## [Instructions for the task]
Report every line in the listing below where the string "Devices" shows up.
▼▼▼
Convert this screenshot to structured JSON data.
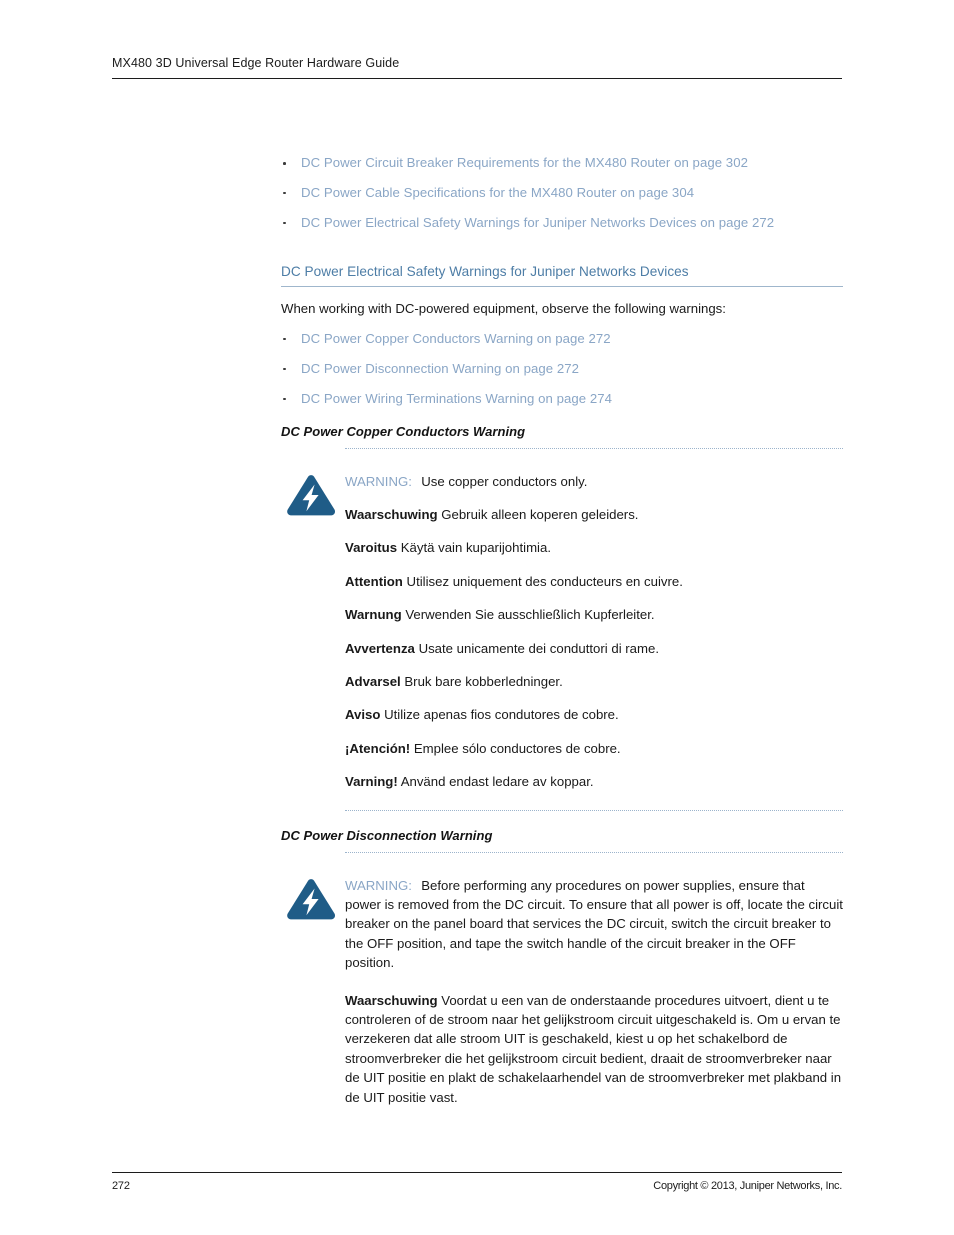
{
  "document": {
    "running_header": "MX480 3D Universal Edge Router Hardware Guide",
    "colors": {
      "link": "#8aa6c6",
      "heading": "#4d7da6",
      "icon_blue": "#1f5c87",
      "body_text": "#1a1a1a"
    }
  },
  "top_links": [
    {
      "label": "DC Power Circuit Breaker Requirements for the MX480 Router on page 302"
    },
    {
      "label": "DC Power Cable Specifications for the MX480 Router on page 304"
    },
    {
      "label": "DC Power Electrical Safety Warnings for Juniper Networks Devices on page 272"
    }
  ],
  "section": {
    "heading": "DC Power Electrical Safety Warnings for Juniper Networks Devices",
    "intro": "When working with DC-powered equipment, observe the following warnings:",
    "links": [
      {
        "label": "DC Power Copper Conductors Warning on page 272"
      },
      {
        "label": "DC Power Disconnection Warning on page 272"
      },
      {
        "label": "DC Power Wiring Terminations Warning on page 274"
      }
    ]
  },
  "warning_copper": {
    "sub_heading": "DC Power Copper Conductors Warning",
    "icon": "electrical-warning-icon",
    "english_label": "WARNING:",
    "english_text": "Use copper conductors only.",
    "translations": [
      {
        "label": "Waarschuwing",
        "text": "Gebruik alleen koperen geleiders."
      },
      {
        "label": "Varoitus",
        "text": "Käytä vain kuparijohtimia."
      },
      {
        "label": "Attention",
        "text": "Utilisez uniquement des conducteurs en cuivre."
      },
      {
        "label": "Warnung",
        "text": "Verwenden Sie ausschließlich Kupferleiter."
      },
      {
        "label": "Avvertenza",
        "text": "Usate unicamente dei conduttori di rame."
      },
      {
        "label": "Advarsel",
        "text": "Bruk bare kobberledninger."
      },
      {
        "label": "Aviso",
        "text": "Utilize apenas fios condutores de cobre."
      },
      {
        "label": "¡Atención!",
        "text": "Emplee sólo conductores de cobre."
      },
      {
        "label": "Varning!",
        "text": "Använd endast ledare av koppar."
      }
    ]
  },
  "warning_disconnection": {
    "sub_heading": "DC Power Disconnection Warning",
    "icon": "electrical-warning-icon",
    "english_label": "WARNING:",
    "english_text": "Before performing any procedures on power supplies, ensure that power is removed from the DC circuit. To ensure that all power is off, locate the circuit breaker on the panel board that services the DC circuit, switch the circuit breaker to the OFF position, and tape the switch handle of the circuit breaker in the OFF position.",
    "translations": [
      {
        "label": "Waarschuwing",
        "text": "Voordat u een van de onderstaande procedures uitvoert, dient u te controleren of de stroom naar het gelijkstroom circuit uitgeschakeld is. Om u ervan te verzekeren dat alle stroom UIT is geschakeld, kiest u op het schakelbord de stroomverbreker die het gelijkstroom circuit bedient, draait de stroomverbreker naar de UIT positie en plakt de schakelaarhendel van de stroomverbreker met plakband in de UIT positie vast."
      }
    ]
  },
  "footer": {
    "page_number": "272",
    "copyright": "Copyright © 2013, Juniper Networks, Inc."
  }
}
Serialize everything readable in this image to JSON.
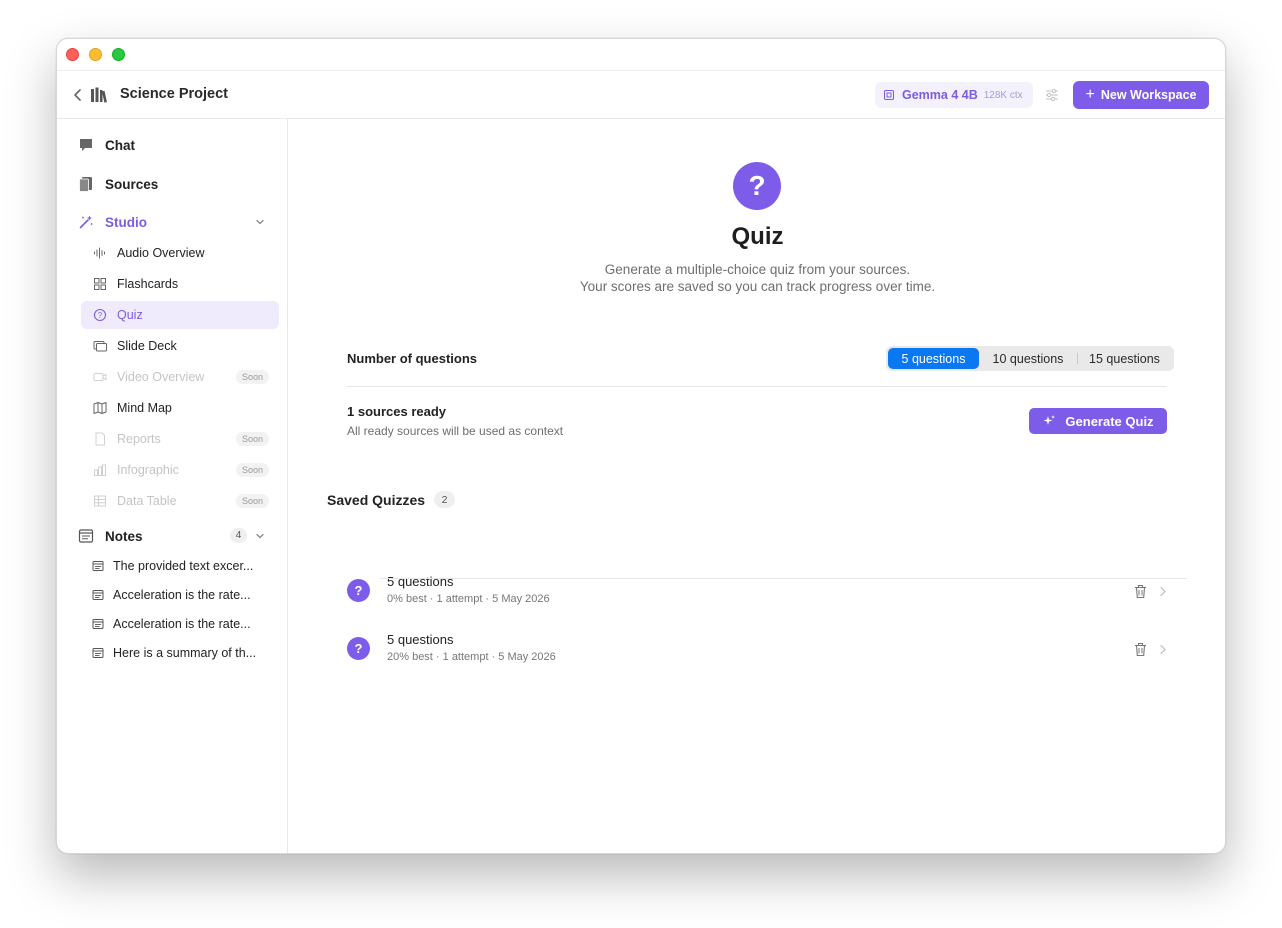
{
  "header": {
    "project_title": "Science Project",
    "model_name": "Gemma 4 4B",
    "model_ctx": "128K ctx",
    "new_workspace_label": "New Workspace"
  },
  "sidebar": {
    "chat_label": "Chat",
    "sources_label": "Sources",
    "studio_label": "Studio",
    "studio_items": [
      {
        "label": "Audio Overview"
      },
      {
        "label": "Flashcards"
      },
      {
        "label": "Quiz"
      },
      {
        "label": "Slide Deck"
      },
      {
        "label": "Video Overview",
        "badge": "Soon"
      },
      {
        "label": "Mind Map"
      },
      {
        "label": "Reports",
        "badge": "Soon"
      },
      {
        "label": "Infographic",
        "badge": "Soon"
      },
      {
        "label": "Data Table",
        "badge": "Soon"
      }
    ],
    "notes_label": "Notes",
    "notes_count": "4",
    "notes": [
      "The provided text excer...",
      "Acceleration is the rate...",
      "Acceleration is the rate...",
      "Here is a summary of th..."
    ]
  },
  "main": {
    "icon_glyph": "?",
    "title": "Quiz",
    "description_line1": "Generate a multiple-choice quiz from your sources.",
    "description_line2": "Your scores are saved so you can track progress over time.",
    "num_questions_label": "Number of questions",
    "question_options": [
      "5 questions",
      "10 questions",
      "15 questions"
    ],
    "selected_option": "5 questions",
    "sources_ready": "1 sources ready",
    "sources_subtext": "All ready sources will be used as context",
    "generate_label": "Generate Quiz",
    "saved_title": "Saved Quizzes",
    "saved_count": "2",
    "saved_quizzes": [
      {
        "title": "5 questions",
        "meta": "0% best · 1 attempt · 5 May 2026"
      },
      {
        "title": "5 questions",
        "meta": "20% best · 1 attempt · 5 May 2026"
      }
    ]
  },
  "colors": {
    "accent": "#7c5ce8",
    "selected_segment": "#0a78f0"
  }
}
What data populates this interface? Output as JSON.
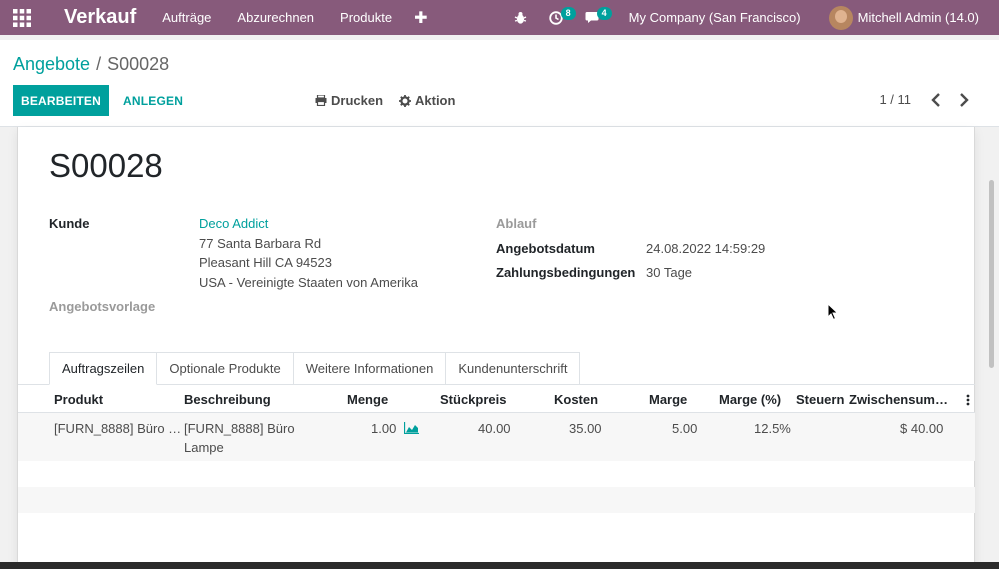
{
  "navbar": {
    "app_title": "Verkauf",
    "menu": [
      "Aufträge",
      "Abzurechnen",
      "Produkte"
    ],
    "plus": "✚",
    "activity_badge": "8",
    "messages_badge": "4",
    "company": "My Company (San Francisco)",
    "user": "Mitchell Admin (14.0)",
    "color": "#875a7b"
  },
  "control": {
    "breadcrumb_parent": "Angebote",
    "breadcrumb_sep": "/",
    "breadcrumb_current": "S00028",
    "edit_label": "BEARBEITEN",
    "create_label": "ANLEGEN",
    "print_label": "Drucken",
    "action_label": "Aktion",
    "pager": "1 / 11",
    "accent": "#00a09d"
  },
  "form": {
    "name": "S00028",
    "customer_label": "Kunde",
    "customer_name": "Deco Addict",
    "address_1": "77 Santa Barbara Rd",
    "address_2": "Pleasant Hill CA 94523",
    "address_3": "USA - Vereinigte Staaten von Amerika",
    "template_label": "Angebotsvorlage",
    "expiry_label": "Ablauf",
    "date_label": "Angebotsdatum",
    "date_value": "24.08.2022 14:59:29",
    "terms_label": "Zahlungsbedingungen",
    "terms_value": "30 Tage"
  },
  "tabs": [
    "Auftragszeilen",
    "Optionale Produkte",
    "Weitere Informationen",
    "Kundenunterschrift"
  ],
  "table": {
    "headers": [
      "Produkt",
      "Beschreibung",
      "Menge",
      "Stückpreis",
      "Kosten",
      "Marge",
      "Marge (%)",
      "Steuern",
      "Zwischensum…"
    ],
    "rows": [
      {
        "product": "[FURN_8888] Büro …",
        "description_1": "[FURN_8888] Büro",
        "description_2": "Lampe",
        "quantity": "1.00",
        "unit_price": "40.00",
        "cost": "35.00",
        "margin": "5.00",
        "margin_pct": "12.5%",
        "taxes": "",
        "subtotal": "$ 40.00"
      }
    ]
  }
}
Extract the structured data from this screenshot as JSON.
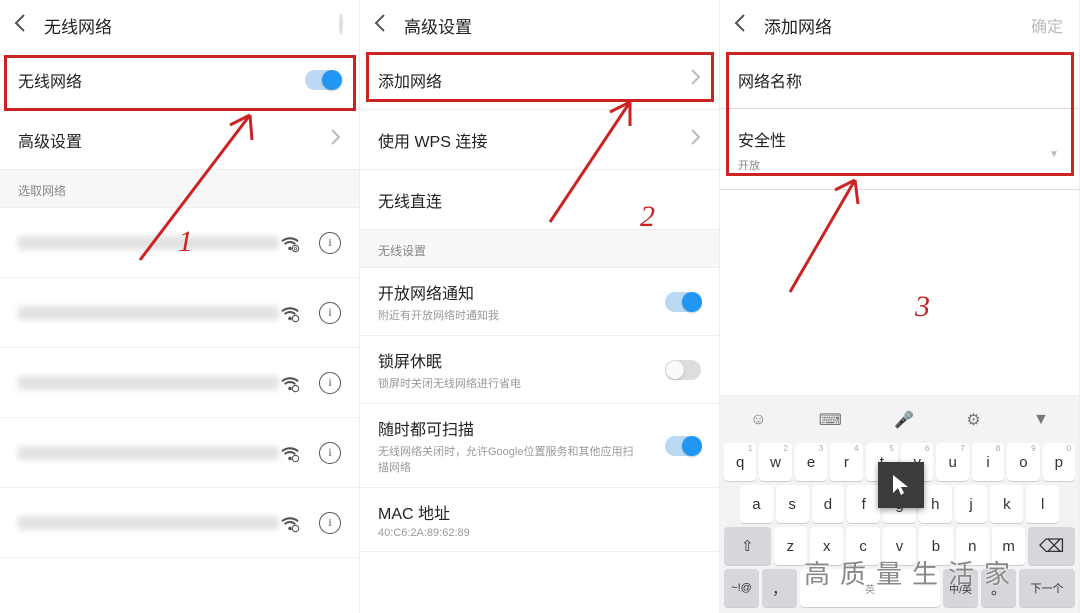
▲▲▲
## [Result of the task]
      "label": "DC Power Electrical Safety Warnings for Juniper Networks Devices on page 272"
    "heading": "DC Power Electrical Safety Warnings for Juniper Networks Devices",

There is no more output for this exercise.